▸ **Available records**
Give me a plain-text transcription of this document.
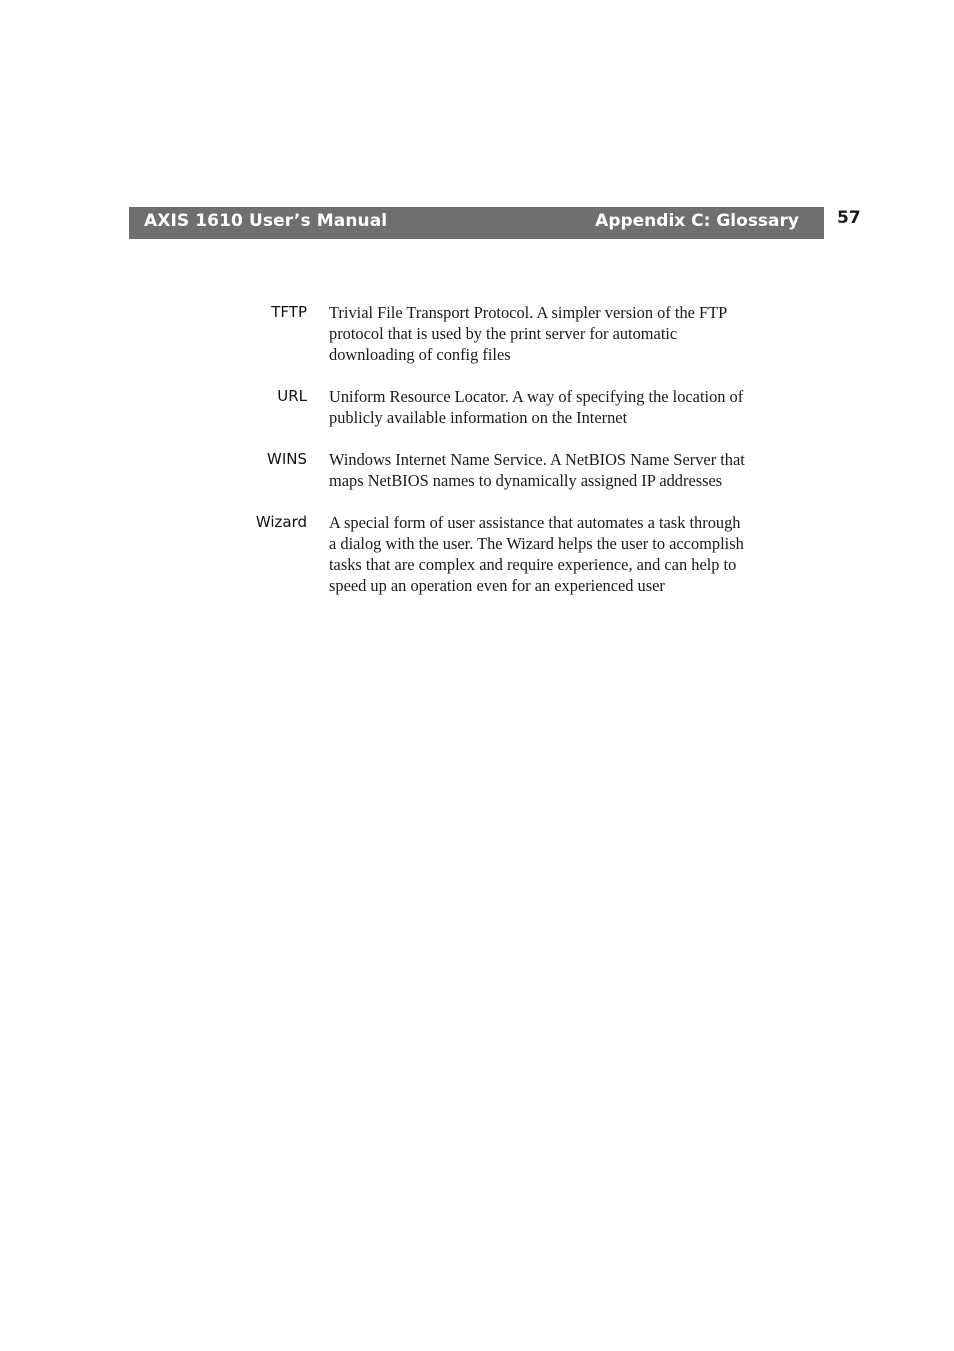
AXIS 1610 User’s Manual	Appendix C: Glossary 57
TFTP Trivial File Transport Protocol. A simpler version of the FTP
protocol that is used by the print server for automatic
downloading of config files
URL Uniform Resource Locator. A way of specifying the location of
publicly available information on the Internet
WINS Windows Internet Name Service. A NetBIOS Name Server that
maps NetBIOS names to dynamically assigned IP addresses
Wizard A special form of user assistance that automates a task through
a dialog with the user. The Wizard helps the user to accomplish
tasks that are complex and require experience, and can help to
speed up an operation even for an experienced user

---

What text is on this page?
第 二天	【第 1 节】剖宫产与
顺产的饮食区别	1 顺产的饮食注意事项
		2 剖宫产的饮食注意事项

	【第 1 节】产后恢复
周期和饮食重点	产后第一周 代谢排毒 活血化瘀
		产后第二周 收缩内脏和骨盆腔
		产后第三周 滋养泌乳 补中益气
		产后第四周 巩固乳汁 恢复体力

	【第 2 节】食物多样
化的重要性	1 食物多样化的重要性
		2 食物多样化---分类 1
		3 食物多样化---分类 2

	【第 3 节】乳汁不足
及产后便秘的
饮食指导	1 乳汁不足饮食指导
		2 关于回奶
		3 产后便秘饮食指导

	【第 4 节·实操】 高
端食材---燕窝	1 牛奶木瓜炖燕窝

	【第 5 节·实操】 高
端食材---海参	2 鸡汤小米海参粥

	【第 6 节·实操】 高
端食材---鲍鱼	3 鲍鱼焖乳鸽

==

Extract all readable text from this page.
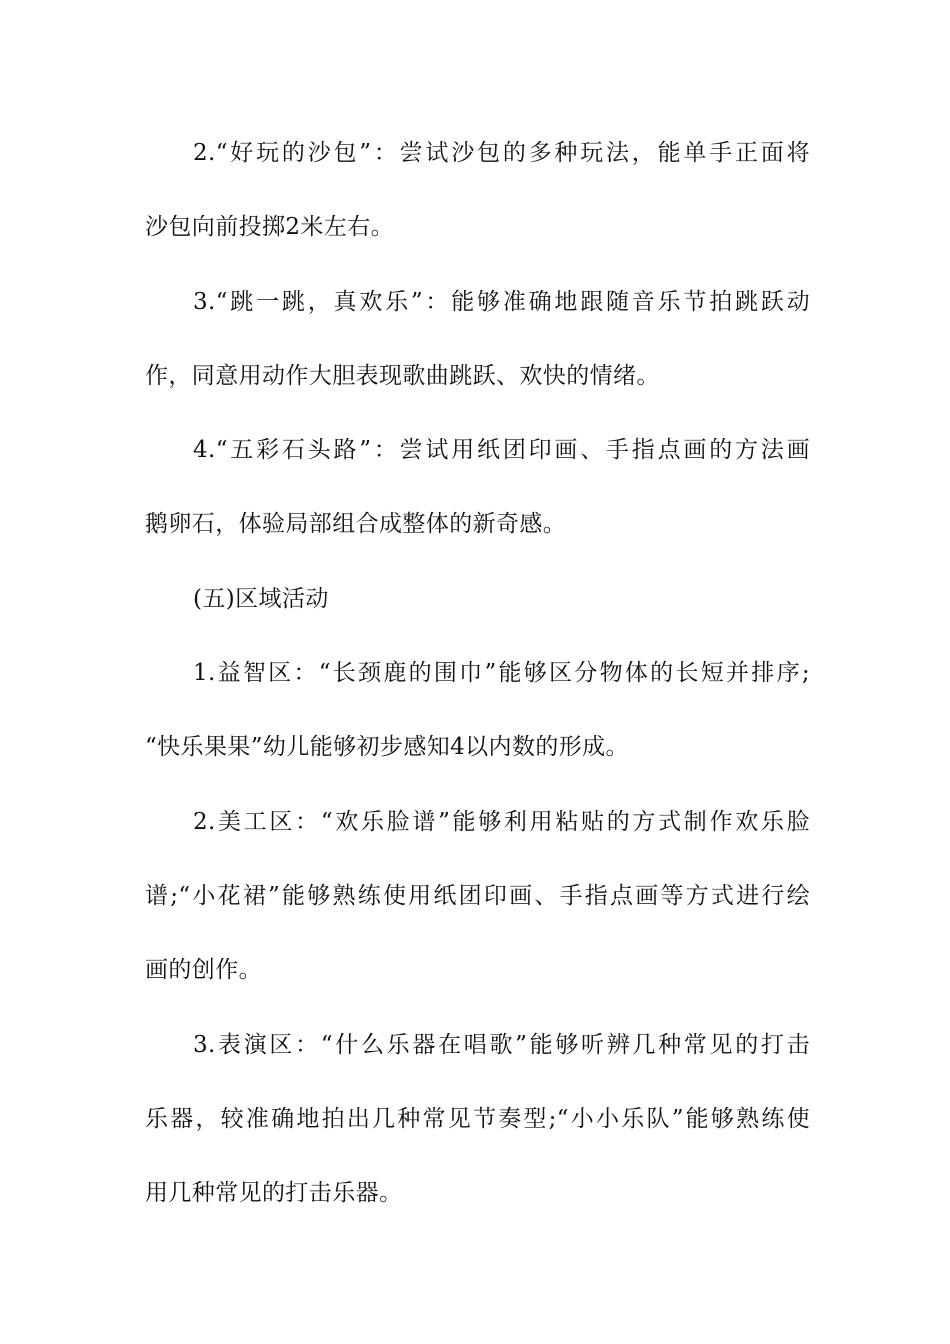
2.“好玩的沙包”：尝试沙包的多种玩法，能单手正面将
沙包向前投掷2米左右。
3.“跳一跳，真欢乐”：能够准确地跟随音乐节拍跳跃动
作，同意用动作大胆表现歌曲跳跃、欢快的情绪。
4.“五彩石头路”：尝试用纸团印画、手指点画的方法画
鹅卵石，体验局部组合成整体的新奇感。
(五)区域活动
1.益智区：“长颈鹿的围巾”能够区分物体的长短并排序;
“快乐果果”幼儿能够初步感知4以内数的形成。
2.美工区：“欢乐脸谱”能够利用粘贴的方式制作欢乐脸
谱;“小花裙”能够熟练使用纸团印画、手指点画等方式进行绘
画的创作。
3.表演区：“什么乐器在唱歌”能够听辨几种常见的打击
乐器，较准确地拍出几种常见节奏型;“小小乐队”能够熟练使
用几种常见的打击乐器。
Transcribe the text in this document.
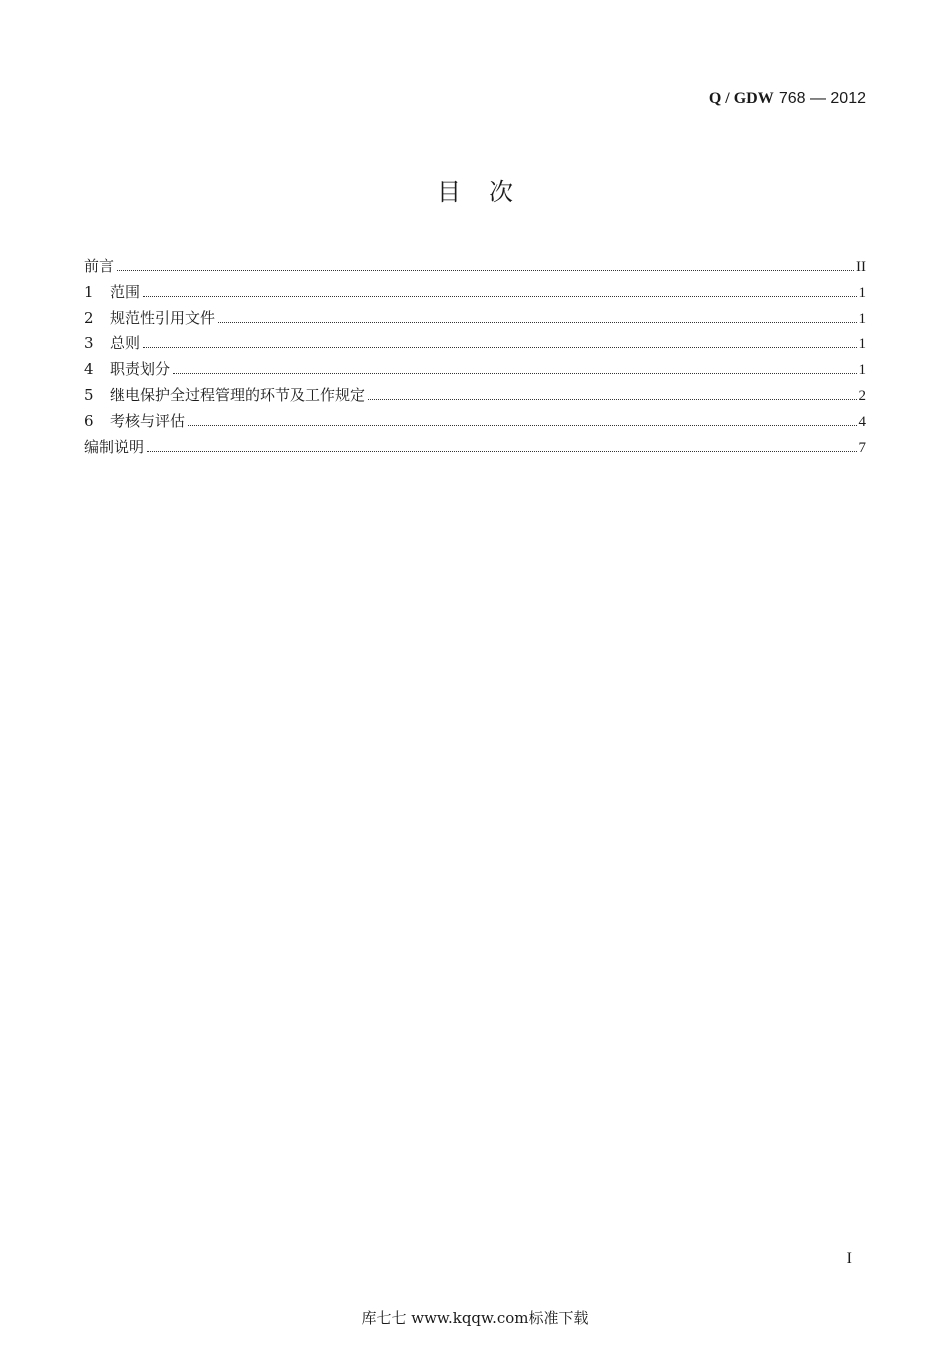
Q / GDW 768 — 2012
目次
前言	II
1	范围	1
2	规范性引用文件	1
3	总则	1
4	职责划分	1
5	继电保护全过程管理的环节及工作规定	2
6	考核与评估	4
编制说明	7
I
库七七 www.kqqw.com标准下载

▸ **What is asked**
Find and count the lines of the data that include the string "Wizard", and report that figure by itself.

▸ **Solved problem**
2